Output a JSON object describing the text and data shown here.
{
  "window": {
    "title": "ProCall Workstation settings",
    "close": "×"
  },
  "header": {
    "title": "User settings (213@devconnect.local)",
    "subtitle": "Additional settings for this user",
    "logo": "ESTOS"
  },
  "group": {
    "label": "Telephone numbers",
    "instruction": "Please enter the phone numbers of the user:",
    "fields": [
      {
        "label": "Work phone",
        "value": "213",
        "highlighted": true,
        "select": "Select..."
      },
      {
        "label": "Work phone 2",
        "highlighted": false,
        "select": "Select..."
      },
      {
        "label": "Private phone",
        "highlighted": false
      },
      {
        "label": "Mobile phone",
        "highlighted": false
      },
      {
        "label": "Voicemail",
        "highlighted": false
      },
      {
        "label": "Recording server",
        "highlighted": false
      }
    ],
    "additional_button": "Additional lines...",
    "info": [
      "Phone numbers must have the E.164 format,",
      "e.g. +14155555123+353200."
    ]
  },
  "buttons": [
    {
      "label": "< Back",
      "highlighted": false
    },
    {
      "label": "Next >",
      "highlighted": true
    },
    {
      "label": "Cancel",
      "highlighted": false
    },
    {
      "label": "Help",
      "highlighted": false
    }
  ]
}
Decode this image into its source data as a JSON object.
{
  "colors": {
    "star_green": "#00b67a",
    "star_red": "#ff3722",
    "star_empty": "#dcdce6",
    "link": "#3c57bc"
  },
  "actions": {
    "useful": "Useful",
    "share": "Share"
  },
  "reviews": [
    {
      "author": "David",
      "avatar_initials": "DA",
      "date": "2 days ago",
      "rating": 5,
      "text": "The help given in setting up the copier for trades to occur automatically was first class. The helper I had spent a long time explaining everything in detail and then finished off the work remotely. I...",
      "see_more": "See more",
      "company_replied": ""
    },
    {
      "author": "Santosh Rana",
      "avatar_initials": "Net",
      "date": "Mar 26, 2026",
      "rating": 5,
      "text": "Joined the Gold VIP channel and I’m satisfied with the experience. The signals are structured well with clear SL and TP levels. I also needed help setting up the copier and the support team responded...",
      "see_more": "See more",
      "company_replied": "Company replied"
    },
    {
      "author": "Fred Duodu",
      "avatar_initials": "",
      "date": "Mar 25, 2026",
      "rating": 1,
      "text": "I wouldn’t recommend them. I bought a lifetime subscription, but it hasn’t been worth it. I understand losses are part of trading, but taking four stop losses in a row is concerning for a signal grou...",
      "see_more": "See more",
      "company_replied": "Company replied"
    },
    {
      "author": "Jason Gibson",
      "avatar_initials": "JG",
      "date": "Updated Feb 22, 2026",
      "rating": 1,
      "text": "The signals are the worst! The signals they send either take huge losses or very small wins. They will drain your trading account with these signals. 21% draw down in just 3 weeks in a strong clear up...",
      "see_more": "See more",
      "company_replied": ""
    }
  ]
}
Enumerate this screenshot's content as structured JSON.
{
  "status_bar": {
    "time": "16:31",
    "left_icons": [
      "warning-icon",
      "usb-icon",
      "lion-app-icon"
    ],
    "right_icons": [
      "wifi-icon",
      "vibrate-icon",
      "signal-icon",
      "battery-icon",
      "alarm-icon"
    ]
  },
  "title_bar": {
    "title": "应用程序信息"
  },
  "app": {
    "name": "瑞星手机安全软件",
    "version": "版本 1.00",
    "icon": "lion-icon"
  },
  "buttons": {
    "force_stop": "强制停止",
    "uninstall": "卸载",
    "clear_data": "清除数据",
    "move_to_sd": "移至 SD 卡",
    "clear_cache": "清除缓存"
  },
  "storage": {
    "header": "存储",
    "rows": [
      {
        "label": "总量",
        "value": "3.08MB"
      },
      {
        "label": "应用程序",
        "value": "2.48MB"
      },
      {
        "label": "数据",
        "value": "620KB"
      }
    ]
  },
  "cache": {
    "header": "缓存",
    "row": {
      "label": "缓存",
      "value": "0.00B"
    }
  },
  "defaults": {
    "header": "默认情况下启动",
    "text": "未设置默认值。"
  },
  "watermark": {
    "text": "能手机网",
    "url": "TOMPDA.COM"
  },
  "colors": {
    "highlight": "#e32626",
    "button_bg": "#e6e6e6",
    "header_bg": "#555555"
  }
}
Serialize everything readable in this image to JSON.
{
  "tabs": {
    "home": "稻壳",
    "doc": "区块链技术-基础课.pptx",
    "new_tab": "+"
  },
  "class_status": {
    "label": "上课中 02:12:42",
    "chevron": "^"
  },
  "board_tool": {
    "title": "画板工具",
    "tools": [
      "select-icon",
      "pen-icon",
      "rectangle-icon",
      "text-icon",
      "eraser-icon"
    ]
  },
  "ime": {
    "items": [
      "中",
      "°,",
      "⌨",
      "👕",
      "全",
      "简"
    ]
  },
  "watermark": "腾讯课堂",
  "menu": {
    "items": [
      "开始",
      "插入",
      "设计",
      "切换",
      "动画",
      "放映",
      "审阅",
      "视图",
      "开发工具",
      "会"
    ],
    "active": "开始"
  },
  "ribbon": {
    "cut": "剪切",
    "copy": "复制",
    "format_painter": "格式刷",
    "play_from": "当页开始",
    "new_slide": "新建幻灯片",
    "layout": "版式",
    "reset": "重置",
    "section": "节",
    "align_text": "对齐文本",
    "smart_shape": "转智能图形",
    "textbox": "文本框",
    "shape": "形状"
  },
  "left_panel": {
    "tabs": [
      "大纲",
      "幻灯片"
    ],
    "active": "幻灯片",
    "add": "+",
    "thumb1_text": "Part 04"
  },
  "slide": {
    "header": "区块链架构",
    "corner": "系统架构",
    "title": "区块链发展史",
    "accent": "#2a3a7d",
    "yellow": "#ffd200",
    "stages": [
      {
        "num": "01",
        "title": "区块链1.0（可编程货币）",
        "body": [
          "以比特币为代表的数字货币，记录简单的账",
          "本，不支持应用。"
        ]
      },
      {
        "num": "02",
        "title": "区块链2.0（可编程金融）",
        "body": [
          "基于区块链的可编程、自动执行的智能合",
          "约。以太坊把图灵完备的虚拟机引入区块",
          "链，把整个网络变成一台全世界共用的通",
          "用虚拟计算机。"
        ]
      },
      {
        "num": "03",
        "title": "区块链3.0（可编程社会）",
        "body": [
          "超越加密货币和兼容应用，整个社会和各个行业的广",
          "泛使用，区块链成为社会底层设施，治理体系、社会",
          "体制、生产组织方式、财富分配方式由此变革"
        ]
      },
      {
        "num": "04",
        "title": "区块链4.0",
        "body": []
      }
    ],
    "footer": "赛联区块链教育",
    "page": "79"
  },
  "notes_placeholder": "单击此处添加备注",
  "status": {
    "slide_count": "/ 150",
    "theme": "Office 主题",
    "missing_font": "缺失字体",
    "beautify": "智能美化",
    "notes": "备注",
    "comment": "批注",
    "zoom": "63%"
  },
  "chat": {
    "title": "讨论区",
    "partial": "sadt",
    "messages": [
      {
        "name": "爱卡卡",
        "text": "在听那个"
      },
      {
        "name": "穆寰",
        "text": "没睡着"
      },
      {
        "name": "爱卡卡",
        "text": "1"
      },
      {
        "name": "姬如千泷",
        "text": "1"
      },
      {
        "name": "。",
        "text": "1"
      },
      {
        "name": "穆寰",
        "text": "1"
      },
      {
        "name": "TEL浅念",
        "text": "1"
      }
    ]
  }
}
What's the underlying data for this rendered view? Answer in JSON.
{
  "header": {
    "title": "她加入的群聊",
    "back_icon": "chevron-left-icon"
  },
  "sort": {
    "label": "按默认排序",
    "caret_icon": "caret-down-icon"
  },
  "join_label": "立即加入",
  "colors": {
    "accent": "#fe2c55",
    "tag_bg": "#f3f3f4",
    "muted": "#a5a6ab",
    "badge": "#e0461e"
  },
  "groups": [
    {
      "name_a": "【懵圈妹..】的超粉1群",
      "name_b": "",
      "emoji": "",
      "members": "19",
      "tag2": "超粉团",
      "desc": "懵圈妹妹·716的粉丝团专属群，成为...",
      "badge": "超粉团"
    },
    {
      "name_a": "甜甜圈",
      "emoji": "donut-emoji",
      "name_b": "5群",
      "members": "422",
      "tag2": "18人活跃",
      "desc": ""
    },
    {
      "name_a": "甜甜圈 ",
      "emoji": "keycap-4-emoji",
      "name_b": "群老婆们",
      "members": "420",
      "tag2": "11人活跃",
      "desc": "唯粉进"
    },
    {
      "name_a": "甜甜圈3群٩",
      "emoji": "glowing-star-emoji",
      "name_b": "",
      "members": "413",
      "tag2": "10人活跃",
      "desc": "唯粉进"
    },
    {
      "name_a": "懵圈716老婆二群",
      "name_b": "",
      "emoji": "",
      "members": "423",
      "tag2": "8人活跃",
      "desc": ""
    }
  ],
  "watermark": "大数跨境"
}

(What to produce) Pull every line containing "signals" from the data.

(Answer to this exercise)
      "text": "Joined the Gold VIP channel and I’m satisfied with the experience. The signals are structured well with clear SL and TP levels. I also needed help setting up the copier and the support team responded...",
      "text": "The signals are the worst! The signals they send either take huge losses or very small wins. They will drain your trading account with these signals. 21% draw down in just 3 weeks in a strong clear up...",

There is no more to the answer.